▸ The problem: State how many lines of the records contain the word "components". Give only the number.

— Begin —

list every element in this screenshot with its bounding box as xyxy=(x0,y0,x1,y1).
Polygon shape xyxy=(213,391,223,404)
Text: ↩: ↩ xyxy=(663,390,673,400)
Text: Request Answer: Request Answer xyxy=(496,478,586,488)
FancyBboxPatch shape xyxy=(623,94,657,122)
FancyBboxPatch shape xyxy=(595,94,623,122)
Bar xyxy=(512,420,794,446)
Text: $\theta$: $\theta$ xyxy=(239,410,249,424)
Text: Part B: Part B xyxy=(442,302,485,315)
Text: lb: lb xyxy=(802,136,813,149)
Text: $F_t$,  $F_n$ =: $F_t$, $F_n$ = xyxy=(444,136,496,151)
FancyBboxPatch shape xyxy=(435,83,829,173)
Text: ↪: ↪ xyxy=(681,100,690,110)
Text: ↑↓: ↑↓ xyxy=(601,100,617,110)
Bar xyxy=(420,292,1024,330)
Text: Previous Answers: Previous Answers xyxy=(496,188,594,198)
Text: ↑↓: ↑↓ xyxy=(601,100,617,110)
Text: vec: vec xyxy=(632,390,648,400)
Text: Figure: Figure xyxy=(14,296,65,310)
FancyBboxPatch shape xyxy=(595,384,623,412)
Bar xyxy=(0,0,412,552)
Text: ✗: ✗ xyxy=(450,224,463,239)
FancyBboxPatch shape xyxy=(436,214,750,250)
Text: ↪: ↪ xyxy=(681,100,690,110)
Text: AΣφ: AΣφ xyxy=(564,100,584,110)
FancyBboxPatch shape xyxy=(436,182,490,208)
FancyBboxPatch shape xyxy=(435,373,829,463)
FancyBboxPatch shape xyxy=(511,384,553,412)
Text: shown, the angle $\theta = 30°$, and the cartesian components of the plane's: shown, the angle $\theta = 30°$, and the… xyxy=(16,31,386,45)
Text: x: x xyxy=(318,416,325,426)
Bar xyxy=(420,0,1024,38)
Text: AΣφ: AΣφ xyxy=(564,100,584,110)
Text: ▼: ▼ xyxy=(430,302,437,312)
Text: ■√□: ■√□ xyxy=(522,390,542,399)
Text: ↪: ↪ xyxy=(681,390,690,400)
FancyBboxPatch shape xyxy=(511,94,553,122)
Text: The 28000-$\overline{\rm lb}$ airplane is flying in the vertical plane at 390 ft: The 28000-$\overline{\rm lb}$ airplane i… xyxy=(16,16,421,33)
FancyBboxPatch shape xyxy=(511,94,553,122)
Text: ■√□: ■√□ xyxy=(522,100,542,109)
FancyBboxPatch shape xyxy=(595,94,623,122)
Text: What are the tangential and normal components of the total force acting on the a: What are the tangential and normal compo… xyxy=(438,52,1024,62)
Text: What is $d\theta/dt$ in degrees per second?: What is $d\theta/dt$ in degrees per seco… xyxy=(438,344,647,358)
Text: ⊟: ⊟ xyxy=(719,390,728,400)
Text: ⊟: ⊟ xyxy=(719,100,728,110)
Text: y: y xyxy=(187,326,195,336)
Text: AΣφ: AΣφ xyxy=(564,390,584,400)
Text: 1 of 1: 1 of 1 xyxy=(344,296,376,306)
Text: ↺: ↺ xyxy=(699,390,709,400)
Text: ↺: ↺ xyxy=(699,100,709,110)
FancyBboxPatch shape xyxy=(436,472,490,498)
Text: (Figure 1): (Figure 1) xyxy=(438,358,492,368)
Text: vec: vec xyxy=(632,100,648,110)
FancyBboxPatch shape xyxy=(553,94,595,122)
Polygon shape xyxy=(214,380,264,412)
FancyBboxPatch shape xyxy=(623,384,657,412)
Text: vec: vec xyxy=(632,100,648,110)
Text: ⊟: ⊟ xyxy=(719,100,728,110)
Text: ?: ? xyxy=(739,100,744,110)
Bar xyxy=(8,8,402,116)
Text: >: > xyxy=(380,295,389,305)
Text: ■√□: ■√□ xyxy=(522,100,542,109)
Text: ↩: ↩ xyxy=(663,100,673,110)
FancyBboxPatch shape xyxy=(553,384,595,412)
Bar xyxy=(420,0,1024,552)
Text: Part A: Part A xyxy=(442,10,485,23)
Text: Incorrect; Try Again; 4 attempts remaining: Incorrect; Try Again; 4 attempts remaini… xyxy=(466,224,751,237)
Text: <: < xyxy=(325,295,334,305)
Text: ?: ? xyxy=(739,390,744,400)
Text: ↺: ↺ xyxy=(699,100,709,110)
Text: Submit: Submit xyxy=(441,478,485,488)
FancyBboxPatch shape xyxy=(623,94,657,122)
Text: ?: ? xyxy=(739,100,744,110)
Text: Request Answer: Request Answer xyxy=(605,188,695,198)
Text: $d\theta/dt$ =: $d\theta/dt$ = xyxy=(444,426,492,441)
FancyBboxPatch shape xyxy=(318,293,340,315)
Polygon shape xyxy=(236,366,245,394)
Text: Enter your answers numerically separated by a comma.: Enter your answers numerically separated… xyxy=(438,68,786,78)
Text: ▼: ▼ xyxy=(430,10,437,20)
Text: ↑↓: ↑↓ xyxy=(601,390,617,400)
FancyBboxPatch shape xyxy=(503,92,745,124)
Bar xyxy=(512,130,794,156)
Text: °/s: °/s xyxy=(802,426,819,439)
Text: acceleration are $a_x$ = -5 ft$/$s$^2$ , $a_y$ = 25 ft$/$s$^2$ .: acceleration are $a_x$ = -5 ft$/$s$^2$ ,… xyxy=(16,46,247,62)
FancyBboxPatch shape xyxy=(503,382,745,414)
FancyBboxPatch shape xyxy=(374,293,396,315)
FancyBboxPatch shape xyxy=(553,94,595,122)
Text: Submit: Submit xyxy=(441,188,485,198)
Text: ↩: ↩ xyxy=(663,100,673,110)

— End —

▸ Output of the exercise: 2